# [Job]
Can all of these lines be returned exactly?

# [Exercise material]
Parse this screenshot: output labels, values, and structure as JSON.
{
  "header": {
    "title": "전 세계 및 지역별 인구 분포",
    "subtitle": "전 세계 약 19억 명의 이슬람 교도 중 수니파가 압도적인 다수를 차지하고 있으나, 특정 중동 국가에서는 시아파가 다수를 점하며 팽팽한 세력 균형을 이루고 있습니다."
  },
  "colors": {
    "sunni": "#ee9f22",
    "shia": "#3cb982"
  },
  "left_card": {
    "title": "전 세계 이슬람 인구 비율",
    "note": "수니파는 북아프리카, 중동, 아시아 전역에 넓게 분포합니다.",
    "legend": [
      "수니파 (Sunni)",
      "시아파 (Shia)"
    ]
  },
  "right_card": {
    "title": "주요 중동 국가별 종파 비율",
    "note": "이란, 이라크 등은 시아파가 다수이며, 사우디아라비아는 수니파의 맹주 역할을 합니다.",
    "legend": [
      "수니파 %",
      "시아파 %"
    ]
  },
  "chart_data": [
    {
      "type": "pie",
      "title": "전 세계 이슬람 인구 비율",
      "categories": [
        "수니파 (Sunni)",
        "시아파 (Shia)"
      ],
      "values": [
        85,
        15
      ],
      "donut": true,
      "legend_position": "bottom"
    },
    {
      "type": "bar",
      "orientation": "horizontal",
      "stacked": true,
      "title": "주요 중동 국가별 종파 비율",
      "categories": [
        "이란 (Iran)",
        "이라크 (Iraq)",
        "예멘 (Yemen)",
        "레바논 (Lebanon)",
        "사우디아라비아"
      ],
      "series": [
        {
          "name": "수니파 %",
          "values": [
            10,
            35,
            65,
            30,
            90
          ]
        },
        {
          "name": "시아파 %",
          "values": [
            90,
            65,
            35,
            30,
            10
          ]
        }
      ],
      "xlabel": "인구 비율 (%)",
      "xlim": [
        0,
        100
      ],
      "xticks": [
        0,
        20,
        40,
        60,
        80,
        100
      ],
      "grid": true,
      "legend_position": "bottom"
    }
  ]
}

# [Task answer]
Parse this screenshot: output labels, values, and structure as JSON.
{
  "header": {
    "title": "전 세계 및 지역별 인구 분포",
    "subtitle": "전 세계 약 19억 명의 이슬람 교도 중 수니파가 압도적인 다수를 차지하고 있으나, 특정 중동 국가에서는 시아파가 다수를 점하며 팽팽한 세력 균형을 이루고 있습니다."
  },
  "colors": {
    "sunni": "#ee9f22",
    "shia": "#3cb982"
  },
  "left_card": {
    "title": "전 세계 이슬람 인구 비율",
    "note": "수니파는 북아프리카, 중동, 아시아 전역에 넓게 분포합니다.",
    "legend": [
      "수니파 (Sunni)",
      "시아파 (Shia)"
    ]
  },
  "right_card": {
    "title": "주요 중동 국가별 종파 비율",
    "note": "이란, 이라크 등은 시아파가 다수이며, 사우디아라비아는 수니파의 맹주 역할을 합니다.",
    "legend": [
      "수니파 %",
      "시아파 %"
    ]
  },
  "chart_data": [
    {
      "type": "pie",
      "title": "전 세계 이슬람 인구 비율",
      "categories": [
        "수니파 (Sunni)",
        "시아파 (Shia)"
      ],
      "values": [
        85,
        15
      ],
      "donut": true,
      "legend_position": "bottom"
    },
    {
      "type": "bar",
      "orientation": "horizontal",
      "stacked": true,
      "title": "주요 중동 국가별 종파 비율",
      "categories": [
        "이란 (Iran)",
        "이라크 (Iraq)",
        "예멘 (Yemen)",
        "레바논 (Lebanon)",
        "사우디아라비아"
      ],
      "series": [
        {
          "name": "수니파 %",
          "values": [
            10,
            35,
            65,
            30,
            90
          ]
        },
        {
          "name": "시아파 %",
          "values": [
            90,
            65,
            35,
            30,
            10
          ]
        }
      ],
      "xlabel": "인구 비율 (%)",
      "xlim": [
        0,
        100
      ],
      "xticks": [
        0,
        20,
        40,
        60,
        80,
        100
      ],
      "grid": true,
      "legend_position": "bottom"
    }
  ]
}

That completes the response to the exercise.